**Direction**
Gather every line of the records below that contains the string "page".

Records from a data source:
****

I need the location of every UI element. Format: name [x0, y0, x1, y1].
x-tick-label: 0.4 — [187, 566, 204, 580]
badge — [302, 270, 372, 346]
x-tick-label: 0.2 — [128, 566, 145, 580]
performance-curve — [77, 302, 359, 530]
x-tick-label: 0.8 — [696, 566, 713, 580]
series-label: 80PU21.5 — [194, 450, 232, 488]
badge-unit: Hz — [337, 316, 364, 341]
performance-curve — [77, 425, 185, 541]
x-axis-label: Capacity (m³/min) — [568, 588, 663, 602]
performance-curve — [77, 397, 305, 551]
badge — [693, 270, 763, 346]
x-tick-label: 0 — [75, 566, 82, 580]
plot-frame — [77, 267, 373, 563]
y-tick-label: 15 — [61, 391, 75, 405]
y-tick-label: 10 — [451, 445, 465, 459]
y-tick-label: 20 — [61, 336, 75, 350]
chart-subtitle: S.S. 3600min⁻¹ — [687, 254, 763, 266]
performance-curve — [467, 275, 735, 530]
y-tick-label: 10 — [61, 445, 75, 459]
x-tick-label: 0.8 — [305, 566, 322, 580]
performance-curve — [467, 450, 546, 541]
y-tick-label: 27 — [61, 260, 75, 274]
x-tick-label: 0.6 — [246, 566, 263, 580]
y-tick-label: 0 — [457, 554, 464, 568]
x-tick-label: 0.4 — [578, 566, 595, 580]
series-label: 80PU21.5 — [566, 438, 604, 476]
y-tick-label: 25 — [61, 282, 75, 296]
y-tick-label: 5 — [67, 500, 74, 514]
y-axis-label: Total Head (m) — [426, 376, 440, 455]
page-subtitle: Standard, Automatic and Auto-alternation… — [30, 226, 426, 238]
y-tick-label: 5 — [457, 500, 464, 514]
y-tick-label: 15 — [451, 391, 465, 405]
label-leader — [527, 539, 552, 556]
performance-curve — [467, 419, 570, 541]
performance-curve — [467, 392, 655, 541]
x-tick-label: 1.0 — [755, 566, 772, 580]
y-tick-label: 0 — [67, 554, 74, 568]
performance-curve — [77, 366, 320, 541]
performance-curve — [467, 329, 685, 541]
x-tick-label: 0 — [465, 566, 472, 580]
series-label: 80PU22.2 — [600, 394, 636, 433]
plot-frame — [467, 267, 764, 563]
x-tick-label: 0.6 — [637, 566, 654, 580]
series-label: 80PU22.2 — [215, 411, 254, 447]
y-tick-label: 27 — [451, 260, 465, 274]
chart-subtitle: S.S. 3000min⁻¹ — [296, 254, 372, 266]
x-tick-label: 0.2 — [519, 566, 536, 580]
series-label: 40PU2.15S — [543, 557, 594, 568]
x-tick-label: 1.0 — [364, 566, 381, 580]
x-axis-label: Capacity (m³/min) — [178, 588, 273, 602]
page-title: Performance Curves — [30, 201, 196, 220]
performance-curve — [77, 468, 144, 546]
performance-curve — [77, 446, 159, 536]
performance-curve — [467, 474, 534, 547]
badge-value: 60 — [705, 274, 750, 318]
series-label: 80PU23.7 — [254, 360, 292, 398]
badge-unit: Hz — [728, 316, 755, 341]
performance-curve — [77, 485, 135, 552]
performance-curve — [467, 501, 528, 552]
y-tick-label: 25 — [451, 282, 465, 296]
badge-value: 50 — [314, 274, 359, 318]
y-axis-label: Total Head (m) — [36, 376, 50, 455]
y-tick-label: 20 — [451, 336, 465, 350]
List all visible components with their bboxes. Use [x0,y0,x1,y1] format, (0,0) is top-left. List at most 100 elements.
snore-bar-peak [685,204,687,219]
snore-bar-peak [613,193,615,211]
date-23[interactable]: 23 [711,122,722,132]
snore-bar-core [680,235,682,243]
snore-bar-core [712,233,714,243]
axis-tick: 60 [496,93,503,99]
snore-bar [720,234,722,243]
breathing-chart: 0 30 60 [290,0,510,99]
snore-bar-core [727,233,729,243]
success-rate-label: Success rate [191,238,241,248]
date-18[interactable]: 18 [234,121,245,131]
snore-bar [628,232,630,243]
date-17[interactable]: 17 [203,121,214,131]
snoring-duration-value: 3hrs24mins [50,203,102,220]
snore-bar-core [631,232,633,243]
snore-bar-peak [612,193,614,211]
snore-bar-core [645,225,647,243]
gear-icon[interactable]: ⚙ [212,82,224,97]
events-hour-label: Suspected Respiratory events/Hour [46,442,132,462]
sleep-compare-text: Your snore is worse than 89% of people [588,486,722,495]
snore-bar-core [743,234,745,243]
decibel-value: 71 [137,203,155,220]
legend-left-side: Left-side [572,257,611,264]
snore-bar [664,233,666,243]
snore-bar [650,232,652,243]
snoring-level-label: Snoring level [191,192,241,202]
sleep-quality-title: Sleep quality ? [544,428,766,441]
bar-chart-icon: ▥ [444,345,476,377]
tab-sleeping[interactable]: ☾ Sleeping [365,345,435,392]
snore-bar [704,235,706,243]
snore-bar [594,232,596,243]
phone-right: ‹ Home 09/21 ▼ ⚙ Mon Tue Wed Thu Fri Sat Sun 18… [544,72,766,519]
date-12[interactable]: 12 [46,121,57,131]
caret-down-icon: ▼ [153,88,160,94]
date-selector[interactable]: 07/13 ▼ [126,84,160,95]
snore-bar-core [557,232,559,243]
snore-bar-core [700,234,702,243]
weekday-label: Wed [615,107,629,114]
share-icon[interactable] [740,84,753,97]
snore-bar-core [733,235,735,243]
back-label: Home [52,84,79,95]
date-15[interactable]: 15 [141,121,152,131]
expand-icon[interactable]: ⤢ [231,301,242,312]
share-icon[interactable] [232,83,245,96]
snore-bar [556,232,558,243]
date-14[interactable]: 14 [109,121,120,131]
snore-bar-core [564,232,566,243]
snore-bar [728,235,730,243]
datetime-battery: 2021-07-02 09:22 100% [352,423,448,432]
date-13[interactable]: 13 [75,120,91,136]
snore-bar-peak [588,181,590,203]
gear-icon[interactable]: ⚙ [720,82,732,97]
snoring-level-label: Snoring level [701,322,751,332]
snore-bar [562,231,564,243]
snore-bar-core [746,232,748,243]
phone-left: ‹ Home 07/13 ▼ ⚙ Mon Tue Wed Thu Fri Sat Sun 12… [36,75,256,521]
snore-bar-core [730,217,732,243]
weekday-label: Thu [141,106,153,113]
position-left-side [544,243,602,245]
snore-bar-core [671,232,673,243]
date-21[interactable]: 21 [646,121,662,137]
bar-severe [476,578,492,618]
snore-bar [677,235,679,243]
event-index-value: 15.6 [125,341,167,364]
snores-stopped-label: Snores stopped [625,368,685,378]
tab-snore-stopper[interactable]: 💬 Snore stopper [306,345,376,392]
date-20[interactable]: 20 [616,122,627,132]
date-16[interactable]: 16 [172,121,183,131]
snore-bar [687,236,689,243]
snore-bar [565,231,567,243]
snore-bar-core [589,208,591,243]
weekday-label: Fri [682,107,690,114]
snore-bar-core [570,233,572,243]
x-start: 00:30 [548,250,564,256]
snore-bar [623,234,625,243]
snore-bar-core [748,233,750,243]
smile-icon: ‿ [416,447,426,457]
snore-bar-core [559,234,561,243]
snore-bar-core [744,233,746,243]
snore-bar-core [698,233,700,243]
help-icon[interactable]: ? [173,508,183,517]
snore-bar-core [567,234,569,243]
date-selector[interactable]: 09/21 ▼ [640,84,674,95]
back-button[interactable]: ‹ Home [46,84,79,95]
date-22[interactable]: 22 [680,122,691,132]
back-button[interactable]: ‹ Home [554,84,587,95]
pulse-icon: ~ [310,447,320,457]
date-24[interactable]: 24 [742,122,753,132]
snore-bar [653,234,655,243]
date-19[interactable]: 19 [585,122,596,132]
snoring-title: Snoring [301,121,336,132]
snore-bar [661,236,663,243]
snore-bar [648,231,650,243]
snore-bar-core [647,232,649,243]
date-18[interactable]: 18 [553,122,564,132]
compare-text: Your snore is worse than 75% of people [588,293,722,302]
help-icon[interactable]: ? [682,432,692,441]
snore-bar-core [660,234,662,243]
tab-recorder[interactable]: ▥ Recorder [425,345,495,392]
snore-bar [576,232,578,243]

****

**Correct output**
page-subtitle: Standard, Automatic and Auto-alternation… — [30, 226, 426, 238]
page-title: Performance Curves — [30, 201, 196, 220]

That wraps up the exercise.